Return the lines below that carry the word "MATICUSD".

(Saved data entries)
-- -- --

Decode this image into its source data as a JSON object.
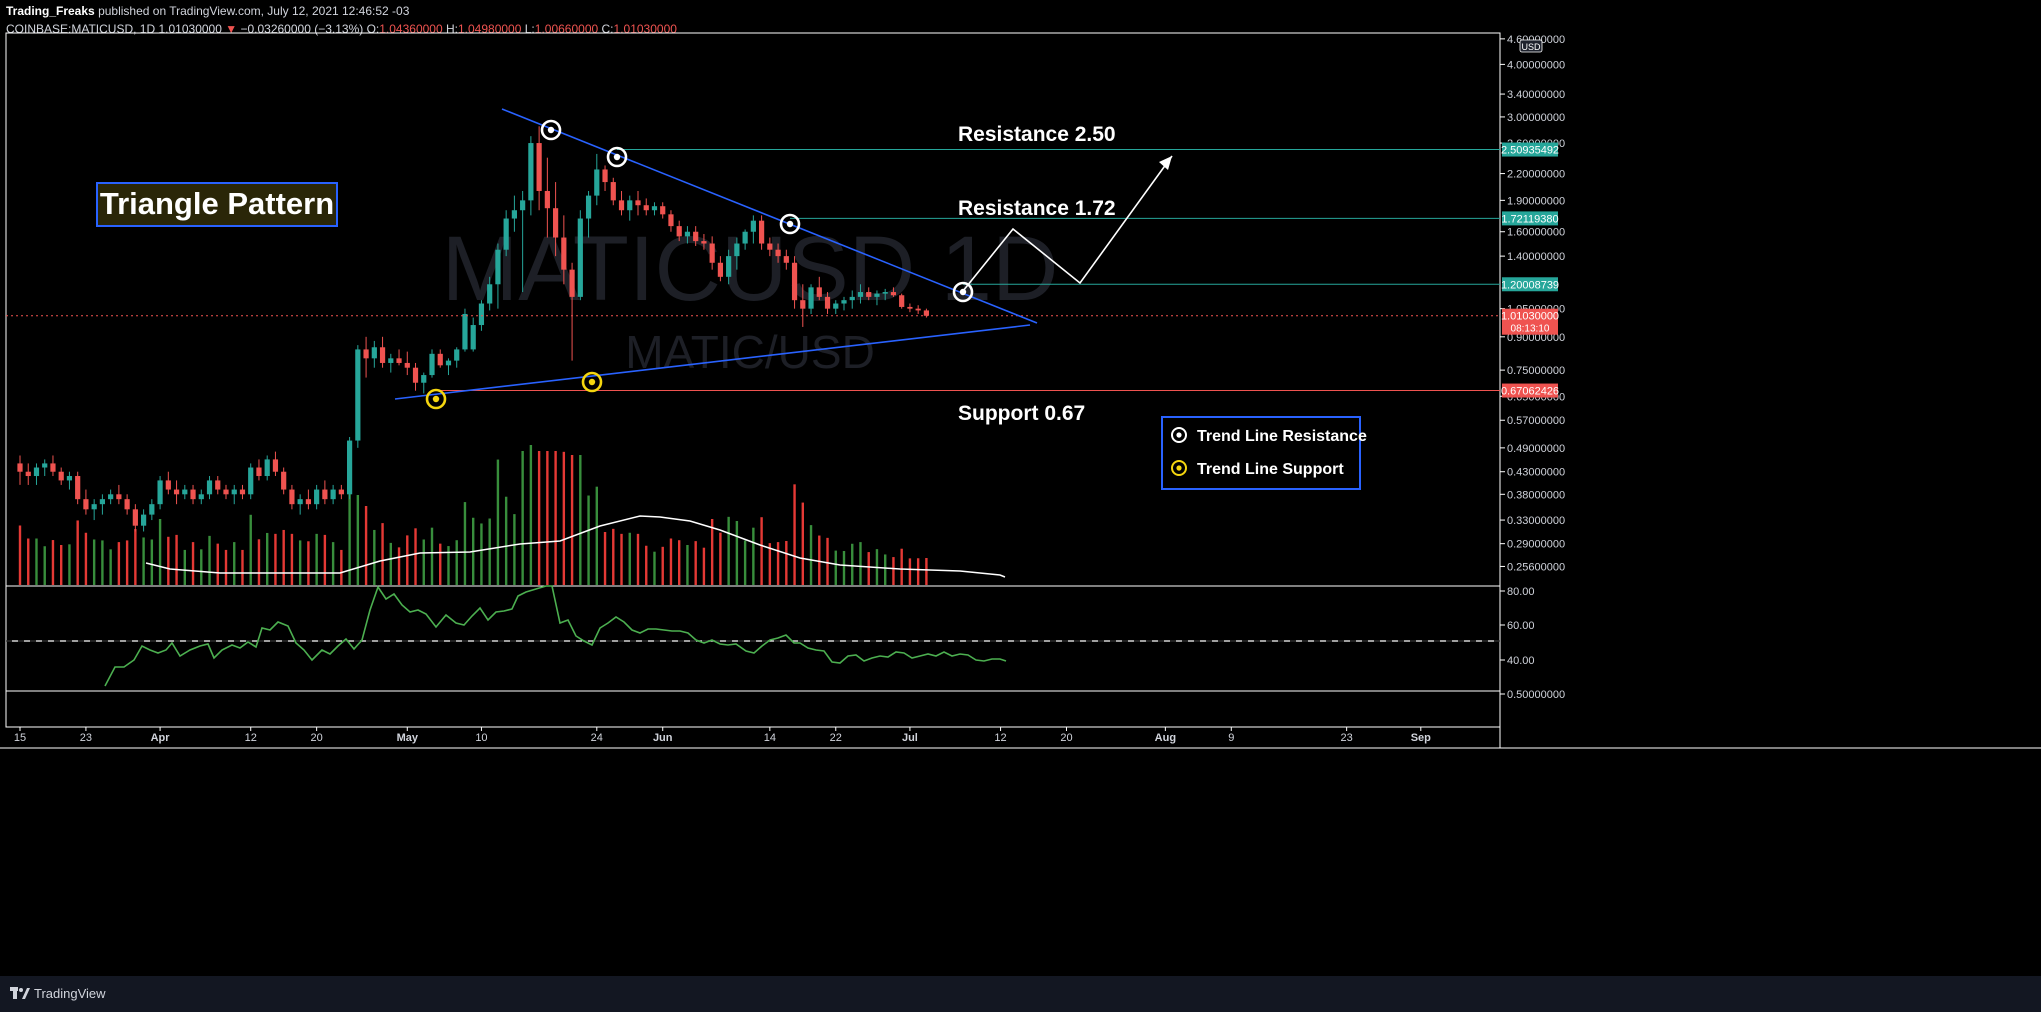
{
  "header": {
    "publisher": "Trading_Freaks",
    "published_text": "published on TradingView.com, July 12, 2021 12:46:52 -03",
    "symbol": "COINBASE:MATICUSD, 1D",
    "last": "1.01030000",
    "change_arrow": "▼",
    "change": "−0.03260000 (−3.13%)",
    "o_label": "O:",
    "o": "1.04360000",
    "h_label": "H:",
    "h": "1.04980000",
    "l_label": "L:",
    "l": "1.00660000",
    "c_label": "C:",
    "c": "1.01030000"
  },
  "footer": {
    "brand": "TradingView",
    "logo_icon": "tradingview-logo-icon"
  },
  "chart_data": {
    "type": "candlestick",
    "title": "Triangle Pattern",
    "watermark": {
      "symbol": "MATICUSD",
      "interval": "1D",
      "pair": "MATIC/USD"
    },
    "currency_badge": "USD",
    "scale": "log",
    "ylim": [
      0.23,
      4.75
    ],
    "y_ticks": [
      4.6,
      4.0,
      3.4,
      3.0,
      2.6,
      2.2,
      1.9,
      1.6,
      1.4,
      1.05,
      0.9,
      0.75,
      0.65,
      0.57,
      0.49,
      0.43,
      0.38,
      0.33,
      0.29,
      0.256
    ],
    "y_tick_labels": [
      "4.60000000",
      "4.00000000",
      "3.40000000",
      "3.00000000",
      "2.60000000",
      "2.20000000",
      "1.90000000",
      "1.60000000",
      "1.40000000",
      "1.05000000",
      "0.90000000",
      "0.75000000",
      "0.65000000",
      "0.57000000",
      "0.49000000",
      "0.43000000",
      "0.38000000",
      "0.33000000",
      "0.29000000",
      "0.25600000"
    ],
    "x_labels": [
      {
        "label": "15",
        "day": 0
      },
      {
        "label": "23",
        "day": 8
      },
      {
        "label": "Apr",
        "day": 17
      },
      {
        "label": "12",
        "day": 28
      },
      {
        "label": "20",
        "day": 36
      },
      {
        "label": "May",
        "day": 47
      },
      {
        "label": "10",
        "day": 56
      },
      {
        "label": "24",
        "day": 70
      },
      {
        "label": "Jun",
        "day": 78
      },
      {
        "label": "14",
        "day": 91
      },
      {
        "label": "22",
        "day": 99
      },
      {
        "label": "Jul",
        "day": 108
      },
      {
        "label": "12",
        "day": 119
      },
      {
        "label": "20",
        "day": 127
      },
      {
        "label": "Aug",
        "day": 139
      },
      {
        "label": "9",
        "day": 147
      },
      {
        "label": "23",
        "day": 161
      },
      {
        "label": "Sep",
        "day": 170
      }
    ],
    "candles": [
      [
        0.45,
        0.47,
        0.4,
        0.43
      ],
      [
        0.43,
        0.45,
        0.4,
        0.42
      ],
      [
        0.42,
        0.45,
        0.4,
        0.44
      ],
      [
        0.44,
        0.46,
        0.42,
        0.45
      ],
      [
        0.45,
        0.47,
        0.42,
        0.43
      ],
      [
        0.43,
        0.44,
        0.4,
        0.41
      ],
      [
        0.41,
        0.43,
        0.39,
        0.42
      ],
      [
        0.42,
        0.43,
        0.36,
        0.37
      ],
      [
        0.37,
        0.39,
        0.34,
        0.35
      ],
      [
        0.35,
        0.37,
        0.33,
        0.36
      ],
      [
        0.36,
        0.38,
        0.34,
        0.37
      ],
      [
        0.37,
        0.39,
        0.36,
        0.38
      ],
      [
        0.38,
        0.4,
        0.36,
        0.37
      ],
      [
        0.37,
        0.38,
        0.34,
        0.35
      ],
      [
        0.35,
        0.36,
        0.31,
        0.32
      ],
      [
        0.32,
        0.35,
        0.31,
        0.34
      ],
      [
        0.34,
        0.37,
        0.33,
        0.36
      ],
      [
        0.36,
        0.42,
        0.35,
        0.41
      ],
      [
        0.41,
        0.43,
        0.38,
        0.39
      ],
      [
        0.39,
        0.41,
        0.36,
        0.38
      ],
      [
        0.38,
        0.4,
        0.37,
        0.39
      ],
      [
        0.39,
        0.4,
        0.36,
        0.37
      ],
      [
        0.37,
        0.39,
        0.36,
        0.38
      ],
      [
        0.38,
        0.42,
        0.37,
        0.41
      ],
      [
        0.41,
        0.42,
        0.38,
        0.39
      ],
      [
        0.39,
        0.4,
        0.37,
        0.38
      ],
      [
        0.38,
        0.4,
        0.36,
        0.39
      ],
      [
        0.39,
        0.4,
        0.37,
        0.38
      ],
      [
        0.38,
        0.45,
        0.37,
        0.44
      ],
      [
        0.44,
        0.46,
        0.41,
        0.42
      ],
      [
        0.42,
        0.47,
        0.41,
        0.46
      ],
      [
        0.46,
        0.48,
        0.42,
        0.43
      ],
      [
        0.43,
        0.44,
        0.38,
        0.39
      ],
      [
        0.39,
        0.4,
        0.35,
        0.36
      ],
      [
        0.36,
        0.38,
        0.34,
        0.37
      ],
      [
        0.37,
        0.39,
        0.35,
        0.36
      ],
      [
        0.36,
        0.4,
        0.35,
        0.39
      ],
      [
        0.39,
        0.41,
        0.36,
        0.37
      ],
      [
        0.37,
        0.4,
        0.36,
        0.39
      ],
      [
        0.39,
        0.4,
        0.37,
        0.38
      ],
      [
        0.38,
        0.52,
        0.37,
        0.51
      ],
      [
        0.51,
        0.86,
        0.49,
        0.84
      ],
      [
        0.84,
        0.9,
        0.72,
        0.8
      ],
      [
        0.8,
        0.88,
        0.76,
        0.85
      ],
      [
        0.85,
        0.9,
        0.76,
        0.78
      ],
      [
        0.78,
        0.82,
        0.74,
        0.8
      ],
      [
        0.8,
        0.84,
        0.77,
        0.78
      ],
      [
        0.78,
        0.83,
        0.73,
        0.76
      ],
      [
        0.76,
        0.78,
        0.67,
        0.7
      ],
      [
        0.7,
        0.74,
        0.66,
        0.73
      ],
      [
        0.73,
        0.84,
        0.72,
        0.82
      ],
      [
        0.82,
        0.84,
        0.76,
        0.77
      ],
      [
        0.77,
        0.8,
        0.73,
        0.79
      ],
      [
        0.79,
        0.85,
        0.76,
        0.84
      ],
      [
        0.84,
        1.05,
        0.83,
        1.02
      ],
      [
        0.84,
        1.0,
        0.83,
        0.96
      ],
      [
        0.96,
        1.1,
        0.93,
        1.08
      ],
      [
        1.08,
        1.25,
        1.04,
        1.2
      ],
      [
        1.2,
        1.5,
        1.05,
        1.45
      ],
      [
        1.45,
        1.8,
        1.4,
        1.72
      ],
      [
        1.72,
        1.95,
        1.6,
        1.8
      ],
      [
        1.8,
        2.0,
        1.15,
        1.9
      ],
      [
        1.9,
        2.7,
        1.75,
        2.6
      ],
      [
        2.6,
        2.85,
        1.8,
        2.0
      ],
      [
        2.0,
        2.4,
        1.55,
        1.82
      ],
      [
        1.82,
        2.1,
        1.4,
        1.55
      ],
      [
        1.55,
        1.75,
        1.2,
        1.3
      ],
      [
        1.3,
        1.35,
        0.79,
        1.12
      ],
      [
        1.12,
        1.8,
        1.1,
        1.72
      ],
      [
        1.72,
        2.0,
        1.55,
        1.95
      ],
      [
        1.95,
        2.45,
        1.85,
        2.25
      ],
      [
        2.25,
        2.3,
        2.0,
        2.1
      ],
      [
        2.1,
        2.15,
        1.85,
        1.9
      ],
      [
        1.9,
        2.0,
        1.75,
        1.8
      ],
      [
        1.8,
        1.95,
        1.7,
        1.9
      ],
      [
        1.9,
        2.0,
        1.75,
        1.85
      ],
      [
        1.85,
        1.92,
        1.75,
        1.8
      ],
      [
        1.8,
        1.88,
        1.75,
        1.84
      ],
      [
        1.84,
        1.88,
        1.72,
        1.76
      ],
      [
        1.76,
        1.8,
        1.6,
        1.65
      ],
      [
        1.65,
        1.7,
        1.52,
        1.56
      ],
      [
        1.56,
        1.65,
        1.5,
        1.6
      ],
      [
        1.6,
        1.65,
        1.48,
        1.52
      ],
      [
        1.52,
        1.58,
        1.45,
        1.5
      ],
      [
        1.5,
        1.56,
        1.3,
        1.35
      ],
      [
        1.35,
        1.4,
        1.22,
        1.25
      ],
      [
        1.25,
        1.45,
        1.2,
        1.4
      ],
      [
        1.4,
        1.55,
        1.3,
        1.5
      ],
      [
        1.5,
        1.62,
        1.45,
        1.6
      ],
      [
        1.6,
        1.75,
        1.5,
        1.7
      ],
      [
        1.7,
        1.75,
        1.45,
        1.5
      ],
      [
        1.5,
        1.55,
        1.4,
        1.45
      ],
      [
        1.45,
        1.5,
        1.35,
        1.4
      ],
      [
        1.4,
        1.45,
        1.3,
        1.35
      ],
      [
        1.35,
        1.4,
        1.05,
        1.1
      ],
      [
        1.1,
        1.2,
        0.95,
        1.05
      ],
      [
        1.05,
        1.2,
        1.02,
        1.18
      ],
      [
        1.18,
        1.25,
        1.1,
        1.12
      ],
      [
        1.12,
        1.15,
        1.02,
        1.05
      ],
      [
        1.05,
        1.1,
        1.02,
        1.08
      ],
      [
        1.08,
        1.12,
        1.04,
        1.1
      ],
      [
        1.1,
        1.16,
        1.05,
        1.12
      ],
      [
        1.12,
        1.2,
        1.08,
        1.15
      ],
      [
        1.15,
        1.18,
        1.1,
        1.12
      ],
      [
        1.12,
        1.16,
        1.07,
        1.14
      ],
      [
        1.14,
        1.17,
        1.1,
        1.15
      ],
      [
        1.15,
        1.18,
        1.12,
        1.13
      ],
      [
        1.13,
        1.14,
        1.05,
        1.06
      ],
      [
        1.06,
        1.08,
        1.03,
        1.05
      ],
      [
        1.05,
        1.07,
        1.02,
        1.04
      ],
      [
        1.04,
        1.05,
        1.0,
        1.01
      ]
    ],
    "annotations": {
      "resistance_labels": [
        "Resistance 2.50",
        "Resistance 1.72"
      ],
      "support_label": "Support 0.67",
      "price_tags": [
        {
          "text": "2.50935492",
          "price": 2.50935492,
          "color": "#26a69a"
        },
        {
          "text": "1.72119380",
          "price": 1.7211938,
          "color": "#26a69a"
        },
        {
          "text": "1.20008739",
          "price": 1.20008739,
          "color": "#26a69a"
        },
        {
          "text": "1.01030000",
          "price": 1.0103,
          "color": "#ef5350"
        },
        {
          "text": "0.67062426",
          "price": 0.67062426,
          "color": "#ef5350"
        }
      ],
      "countdown": "08:13:10",
      "legend": [
        {
          "label": "Trend Line Resistance",
          "marker": "white-circle-marker-icon",
          "color": "#ffffff"
        },
        {
          "label": "Trend Line Support",
          "marker": "yellow-circle-marker-icon",
          "color": "#f5d60f"
        }
      ]
    },
    "oscillator": {
      "y_ticks": [
        80,
        60,
        40
      ],
      "y_tick_labels": [
        "80.00",
        "60.00",
        "40.00"
      ],
      "extra_label": "0.50000000",
      "series_color": "#4caf50"
    },
    "colors": {
      "up": "#26a69a",
      "down": "#ef5350",
      "volume_up": "#388e3c",
      "volume_down": "#e53935",
      "trendline": "#2962ff",
      "box_border": "#2962ff",
      "box_fill": "#2a2608"
    }
  }
}
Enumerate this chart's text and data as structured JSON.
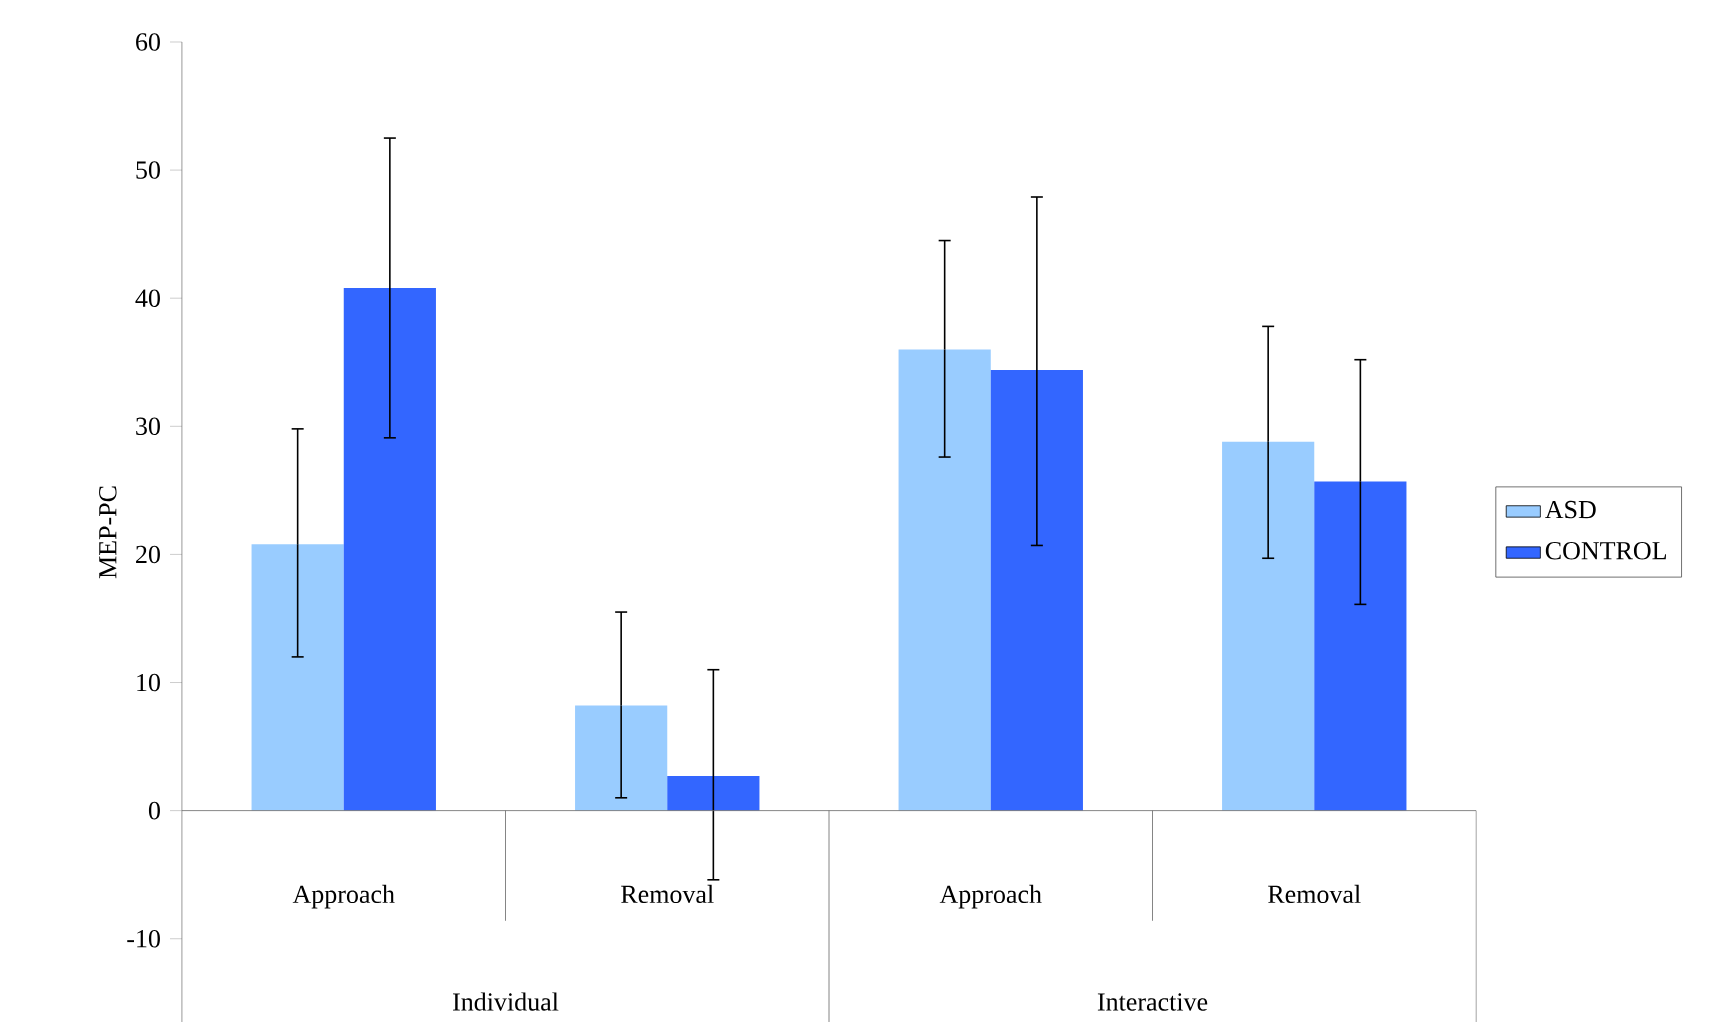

-- -- --

| Task response |
    "symbol": "COINBASE:MATICUSD, 1D",
      "symbol": "MATICUSD",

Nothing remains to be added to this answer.